* **Written task**
Your task is to copy each line that has the word "Give".
[Start]
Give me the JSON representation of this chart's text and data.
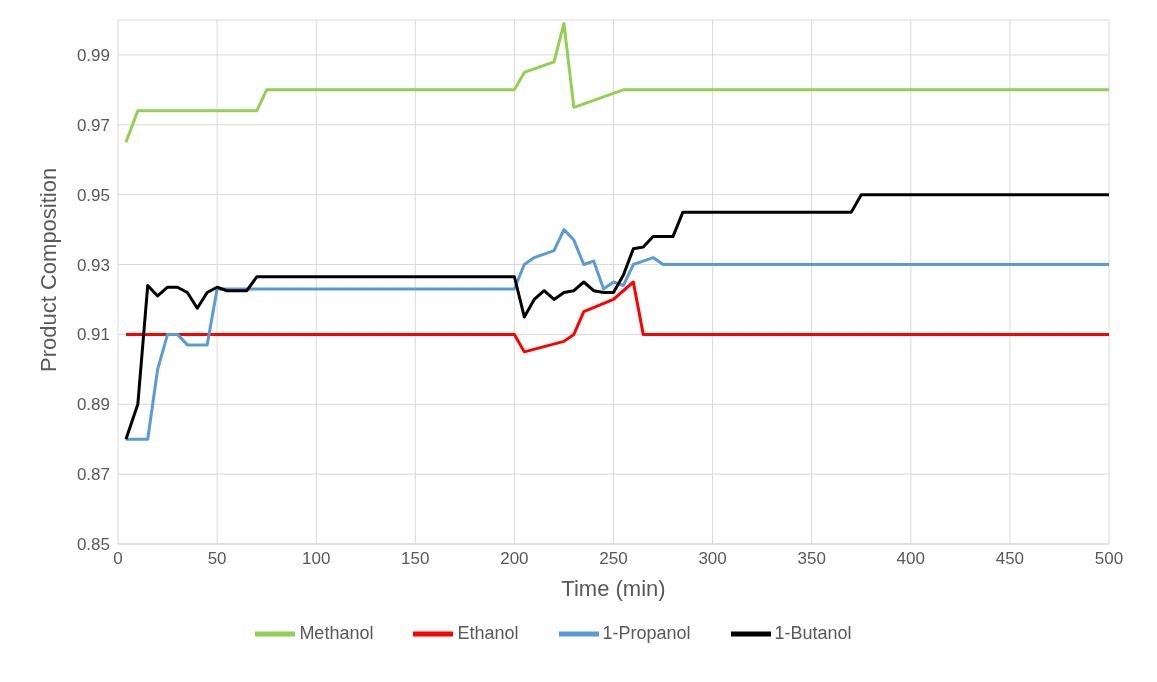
{
  "chart_data": {
    "type": "line",
    "xlabel": "Time (min)",
    "ylabel": "Product Composition",
    "xlim": [
      0,
      500
    ],
    "xticks": [
      0,
      50,
      100,
      150,
      200,
      250,
      300,
      350,
      400,
      450,
      500
    ],
    "ylim": [
      0.85,
      1.0
    ],
    "yticks": [
      0.85,
      0.87,
      0.89,
      0.91,
      0.93,
      0.95,
      0.97,
      0.99
    ],
    "grid": true,
    "legend": "bottom",
    "marker": "none",
    "series": [
      {
        "name": "Methanol",
        "color": "#92d050",
        "x": [
          4,
          10,
          70,
          75,
          200,
          205,
          210,
          215,
          220,
          225,
          230,
          240,
          250,
          255,
          500
        ],
        "values": [
          0.965,
          0.974,
          0.974,
          0.98,
          0.98,
          0.985,
          0.986,
          0.987,
          0.988,
          0.999,
          0.975,
          0.977,
          0.979,
          0.98,
          0.98
        ]
      },
      {
        "name": "Ethanol",
        "color": "#ff0000",
        "x": [
          4,
          200,
          205,
          225,
          230,
          235,
          250,
          260,
          265,
          500
        ],
        "values": [
          0.91,
          0.91,
          0.905,
          0.908,
          0.91,
          0.9165,
          0.92,
          0.925,
          0.91,
          0.91
        ]
      },
      {
        "name": "1-Propanol",
        "color": "#5b9bd5",
        "x": [
          4,
          15,
          20,
          25,
          30,
          35,
          45,
          50,
          200,
          205,
          210,
          215,
          220,
          225,
          230,
          235,
          240,
          245,
          250,
          255,
          260,
          265,
          270,
          275,
          500
        ],
        "values": [
          0.88,
          0.88,
          0.9,
          0.91,
          0.91,
          0.907,
          0.907,
          0.923,
          0.923,
          0.93,
          0.932,
          0.933,
          0.934,
          0.94,
          0.937,
          0.93,
          0.931,
          0.923,
          0.925,
          0.924,
          0.93,
          0.931,
          0.932,
          0.93,
          0.93
        ]
      },
      {
        "name": "1-Butanol",
        "color": "#000000",
        "x": [
          4,
          10,
          15,
          20,
          25,
          30,
          35,
          40,
          45,
          50,
          55,
          65,
          70,
          200,
          205,
          210,
          215,
          220,
          225,
          230,
          235,
          240,
          245,
          250,
          255,
          260,
          265,
          270,
          280,
          285,
          370,
          375,
          500
        ],
        "values": [
          0.88,
          0.89,
          0.924,
          0.921,
          0.9235,
          0.9235,
          0.922,
          0.9175,
          0.922,
          0.9235,
          0.9225,
          0.9225,
          0.9265,
          0.9265,
          0.915,
          0.92,
          0.9225,
          0.92,
          0.922,
          0.9225,
          0.925,
          0.9225,
          0.922,
          0.922,
          0.927,
          0.9345,
          0.935,
          0.938,
          0.938,
          0.945,
          0.945,
          0.95,
          0.95
        ]
      }
    ]
  }
}
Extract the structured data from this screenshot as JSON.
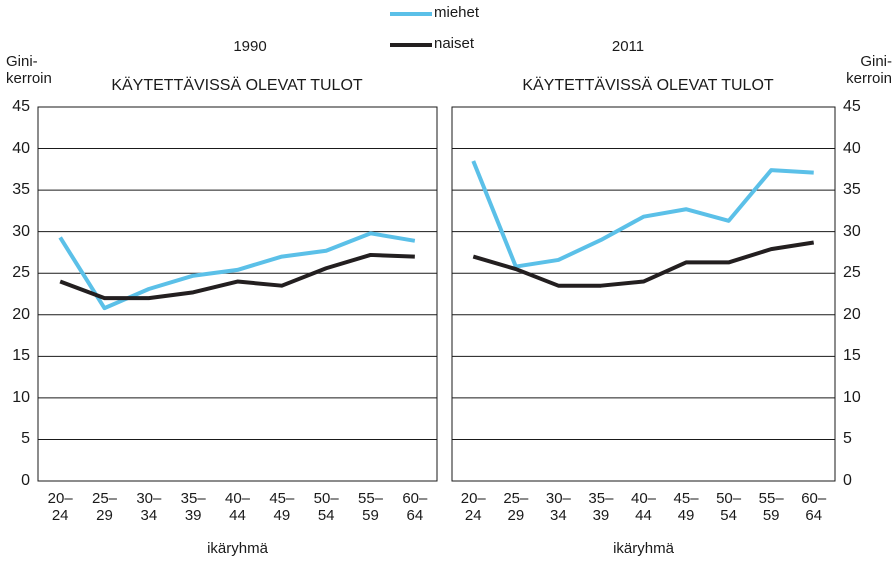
{
  "chart_data": [
    {
      "type": "line",
      "title": "1990",
      "subtitle": "KÄYTETTÄVISSÄ OLEVAT TULOT",
      "xlabel": "ikäryhmä",
      "ylabel": "Gini-kerroin",
      "categories": [
        "20–24",
        "25–29",
        "30–34",
        "35–39",
        "40–44",
        "45–49",
        "50–54",
        "55–59",
        "60–64"
      ],
      "series": [
        {
          "name": "miehet",
          "color": "#5bc0e8",
          "values": [
            29.3,
            20.8,
            23.1,
            24.7,
            25.4,
            27.0,
            27.7,
            29.8,
            28.9
          ]
        },
        {
          "name": "naiset",
          "color": "#231f20",
          "values": [
            24.0,
            22.0,
            22.0,
            22.7,
            24.0,
            23.5,
            25.6,
            27.2,
            27.0
          ]
        }
      ],
      "ylim": [
        0,
        45
      ],
      "yticks": [
        0,
        5,
        10,
        15,
        20,
        25,
        30,
        35,
        40,
        45
      ],
      "grid": true,
      "yaxis_side": "left"
    },
    {
      "type": "line",
      "title": "2011",
      "subtitle": "KÄYTETTÄVISSÄ OLEVAT TULOT",
      "xlabel": "ikäryhmä",
      "ylabel": "Gini-kerroin",
      "categories": [
        "20–24",
        "25–29",
        "30–34",
        "35–39",
        "40–44",
        "45–49",
        "50–54",
        "55–59",
        "60–64"
      ],
      "series": [
        {
          "color": "#5bc0e8",
          "values": [
            38.5,
            25.8,
            26.6,
            29.0,
            31.8,
            32.7,
            31.3,
            37.4,
            37.1
          ]
        },
        {
          "color": "#231f20",
          "values": [
            27.0,
            25.5,
            23.5,
            23.5,
            24.0,
            26.3,
            26.3,
            27.9,
            28.7
          ]
        }
      ],
      "ylim": [
        0,
        45
      ],
      "yticks": [
        0,
        5,
        10,
        15,
        20,
        25,
        30,
        35,
        40,
        45
      ],
      "grid": true,
      "yaxis_side": "right"
    }
  ]
}
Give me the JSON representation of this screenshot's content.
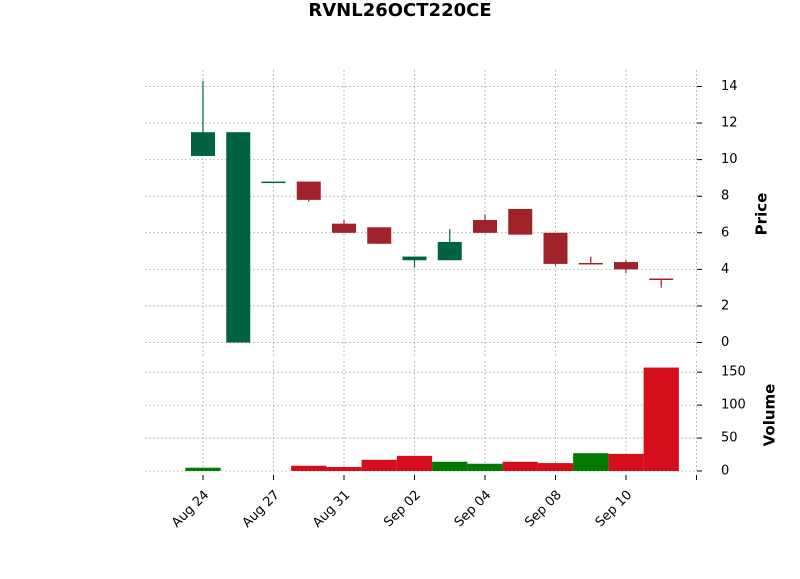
{
  "chart_data": {
    "type": "candlestick",
    "title": "RVNL26OCT220CE",
    "categories": [
      "Aug 24",
      null,
      "Aug 27",
      null,
      "Aug 31",
      null,
      "Sep 02",
      null,
      "Sep 04",
      null,
      "Sep 08",
      null,
      "Sep 10",
      null,
      null
    ],
    "open": [
      10.2,
      0,
      8.8,
      8.8,
      6.5,
      6.3,
      4.5,
      4.5,
      6.7,
      7.3,
      6.0,
      4.35,
      4.4,
      3.5,
      null
    ],
    "high": [
      14.3,
      11.5,
      8.8,
      8.8,
      6.7,
      6.3,
      4.7,
      6.2,
      7.0,
      7.3,
      6.0,
      4.7,
      4.5,
      3.5,
      null
    ],
    "low": [
      10.2,
      0,
      8.8,
      7.7,
      6.0,
      5.4,
      4.1,
      4.5,
      6.0,
      5.9,
      4.2,
      4.3,
      3.8,
      3.0,
      null
    ],
    "close": [
      11.5,
      11.5,
      8.8,
      7.8,
      6.0,
      5.4,
      4.7,
      5.5,
      6.0,
      5.9,
      4.3,
      4.3,
      4.0,
      3.45,
      null
    ],
    "up_color": "#006340",
    "down_color": "#a02128",
    "ylabel": "Price",
    "ylim": [
      -0.9,
      14.9
    ],
    "yticks": [
      0,
      2,
      4,
      6,
      8,
      10,
      12,
      14
    ],
    "volume": [
      5,
      0,
      0,
      8,
      6,
      17,
      23,
      14,
      11,
      14,
      12,
      27,
      26,
      157,
      null
    ],
    "volume_colors": [
      "#007a00",
      "#007a00",
      "#d50f1a",
      "#d50f1a",
      "#d50f1a",
      "#d50f1a",
      "#d50f1a",
      "#007a00",
      "#007a00",
      "#d50f1a",
      "#d50f1a",
      "#007a00",
      "#d50f1a",
      "#d50f1a",
      "#d50f1a"
    ],
    "y2label": "Volume",
    "y2lim": [
      0,
      170
    ],
    "y2ticks": [
      0,
      50,
      100,
      150
    ],
    "grid": true
  }
}
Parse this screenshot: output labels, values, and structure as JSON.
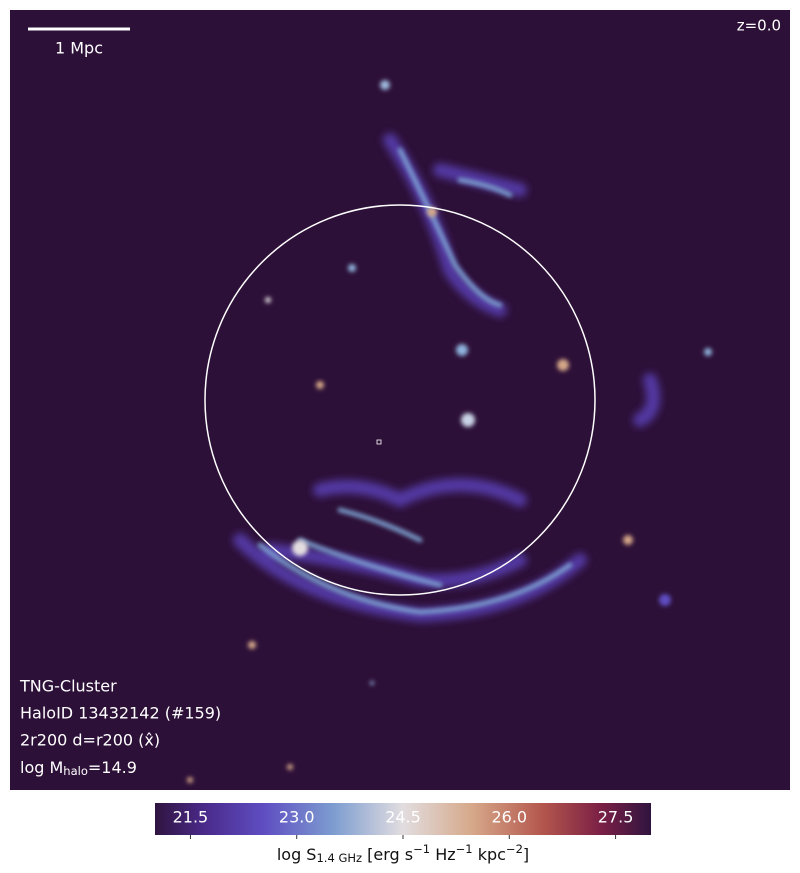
[End]
* **Output for this exercise**
Give me the JSON representation of this chart's text and data.
Give me the JSON representation of this screenshot's content.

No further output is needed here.